→ **Instruction**
Search the data below for the word "turvallisuushakuinen" and copy each line that holds it.

──────────────────────────────

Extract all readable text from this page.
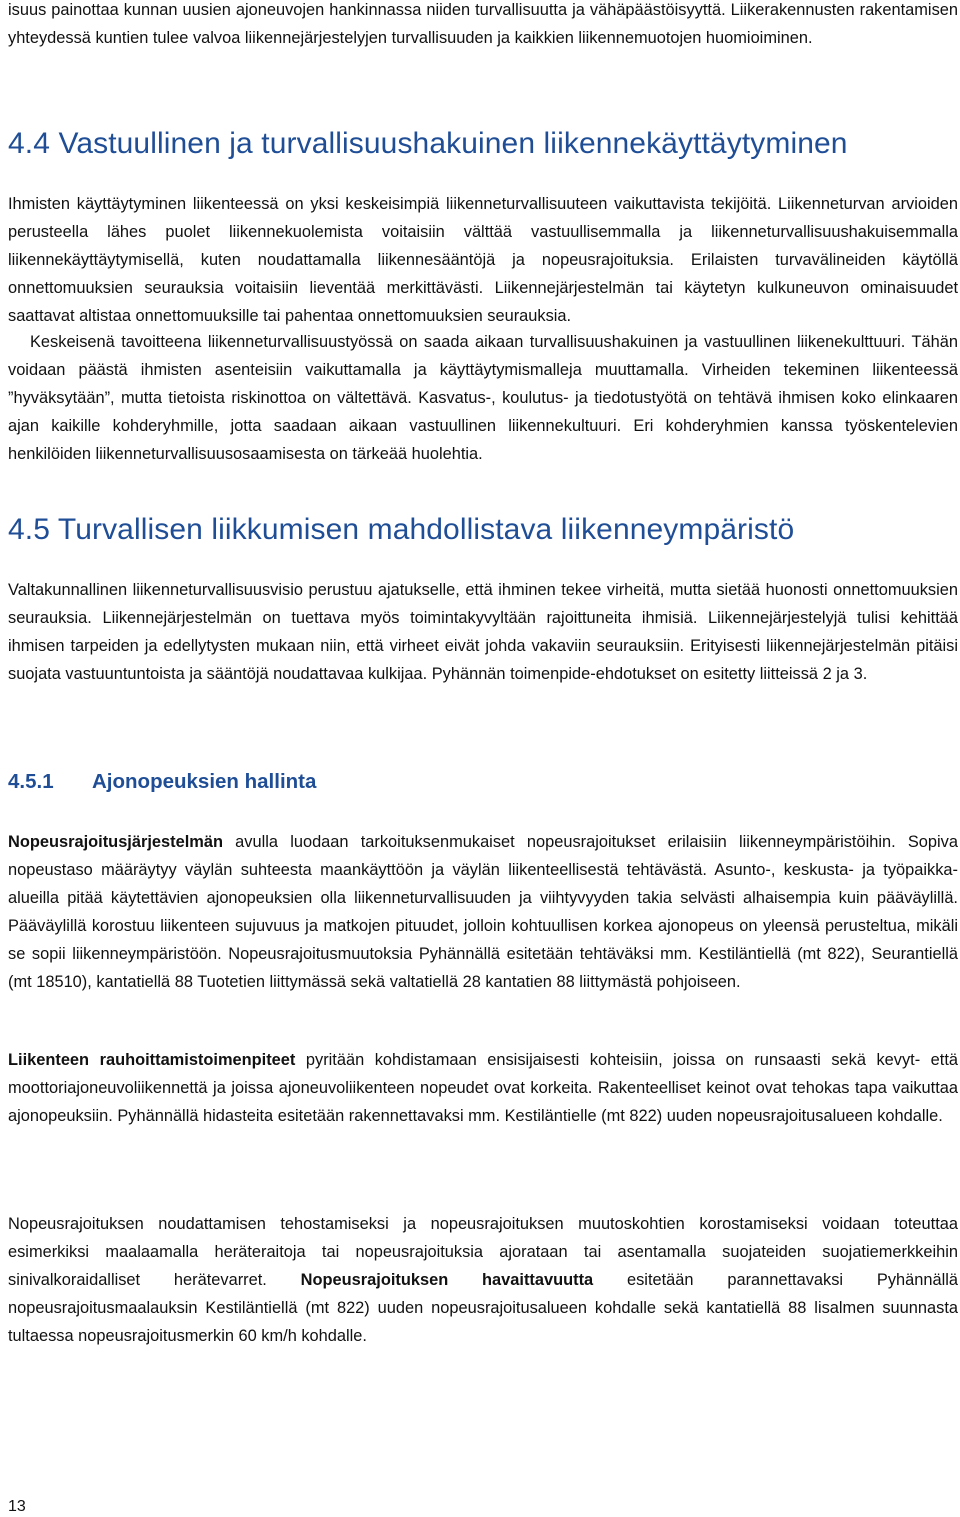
isuus painottaa kunnan uusien ajoneuvojen hankinnassa niiden turvallisuutta ja vähäpäästöisyyttä. Liikerakennusten rakentamisen yhteydessä kuntien tulee valvoa liikennejärjestelyjen turvallisuuden ja kaikkien liikennemuotojen huomioiminen.

4.4 Vastuullinen ja turvallisuushakuinen liikennekäyttäytyminen

Ihmisten käyttäytyminen liikenteessä on yksi keskeisimpiä liikenneturvallisuuteen vaikuttavista tekijöitä. Liikenneturvan arvioiden perusteella lähes puolet liikennekuolemista voitaisiin välttää vastuullisemmalla ja liikenneturvallisuushakuisemmalla liikennekäyttäytymisellä, kuten noudattamalla liikennesääntöjä ja nopeusrajoituksia. Erilaisten turvavälineiden käytöllä onnettomuuksien seurauksia voitaisiin lieventää merkittävästi. Liikennejärjestelmän tai käytetyn kulkuneuvon ominaisuudet saattavat altistaa onnettomuuksille tai pahentaa onnettomuuksien seurauksia.

Keskeisenä tavoitteena liikenneturvallisuustyössä on saada aikaan turvallisuushakuinen ja vastuullinen liikenekulttuuri. Tähän voidaan päästä ihmisten asenteisiin vaikuttamalla ja käyttäytymismalleja muuttamalla. Virheiden tekeminen liikenteessä ”hyväksytään”, mutta tietoista riskinottoa on vältettävä. Kasvatus-, koulutus- ja tiedotustyötä on tehtävä ihmisen koko elinkaaren ajan kaikille kohderyhmille, jotta saadaan aikaan vastuullinen liikennekultuuri. Eri kohderyhmien kanssa työskentelevien henkilöiden liikenneturvallisuusosaamisesta on tärkeää huolehtia.

4.5 Turvallisen liikkumisen mahdollistava liikenneympäristö

Valtakunnallinen liikenneturvallisuusvisio perustuu ajatukselle, että ihminen tekee virheitä, mutta sietää huonosti onnettomuuksien seurauksia. Liikennejärjestelmän on tuettava myös toimintakyvyltään rajoittuneita ihmisiä. Liikennejärjestelyjä tulisi kehittää ihmisen tarpeiden ja edellytysten mukaan niin, että virheet eivät johda vakaviin seurauksiin. Erityisesti liikennejärjestelmän pitäisi suojata vastuuntuntoista ja sääntöjä noudattavaa kulkijaa. Pyhännän toimenpide-ehdotukset on esitetty liitteissä 2 ja 3.

4.5.1 Ajonopeuksien hallinta

Nopeusrajoitusjärjestelmän avulla luodaan tarkoituksenmukaiset nopeusrajoitukset erilaisiin liikenneympäristöihin. Sopiva nopeustaso määräytyy väylän suhteesta maankäyttöön ja väylän liikenteellisestä tehtävästä. Asunto-, keskusta- ja työpaikka-alueilla pitää käytettävien ajonopeuksien olla liikenneturvallisuuden ja viihtyvyyden takia selvästi alhaisempia kuin pääväylillä. Pääväylillä korostuu liikenteen sujuvuus ja matkojen pituudet, jolloin kohtuullisen korkea ajonopeus on yleensä perusteltua, mikäli se sopii liikenneympäristöön. Nopeusrajoitusmuutoksia Pyhännällä esitetään tehtäväksi mm. Kestiläntiellä (mt 822), Seurantiellä (mt 18510), kantatiellä 88 Tuotetien liittymässä sekä valtatiellä 28 kantatien 88 liittymästä pohjoiseen.

Liikenteen rauhoittamistoimenpiteet pyritään kohdistamaan ensisijaisesti kohteisiin, joissa on runsaasti sekä kevyt- että moottoriajoneuvoliikennettä ja joissa ajoneuvoliikenteen nopeudet ovat korkeita. Rakenteelliset keinot ovat tehokas tapa vaikuttaa ajonopeuksiin. Pyhännällä hidasteita esitetään rakennettavaksi mm. Kestiläntielle (mt 822) uuden nopeusrajoitusalueen kohdalle.

Nopeusrajoituksen noudattamisen tehostamiseksi ja nopeusrajoituksen muutoskohtien korostamiseksi voidaan toteuttaa esimerkiksi maalaamalla heräteraitoja tai nopeusrajoituksia ajorataan tai asentamalla suojateiden suojatiemerkkeihin sinivalkoraidalliset herätevarret. Nopeusrajoituksen havaittavuutta esitetään parannettavaksi Pyhännällä nopeusrajoitusmaalauksin Kestiläntiellä (mt 822) uuden nopeusrajoitusalueen kohdalle sekä kantatiellä 88 lisalmen suunnasta tultaessa nopeusrajoitusmerkin 60 km/h kohdalle.

13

──────────────────────────────

→ **Answer to this task**
4.4 Vastuullinen ja turvallisuushakuinen liikennekäyttäytyminen
Keskeisenä tavoitteena liikenneturvallisuustyössä on saada aikaan turvallisuushakuinen ja vastuullinen liikenekulttuuri. Tähän voidaan päästä ihmisten asenteisiin vaikuttamalla ja käyttäytymismalleja muuttamalla. Virheiden tekeminen liikenteessä ”hyväksytään”, mutta tietoista riskinottoa on vältettävä. Kasvatus-, koulutus- ja tiedotustyötä on tehtävä ihmisen koko elinkaaren ajan kaikille kohderyhmille, jotta saadaan aikaan vastuullinen liikennekultuuri. Eri kohderyhmien kanssa työskentelevien henkilöiden liikenneturvallisuusosaamisesta on tärkeää huolehtia.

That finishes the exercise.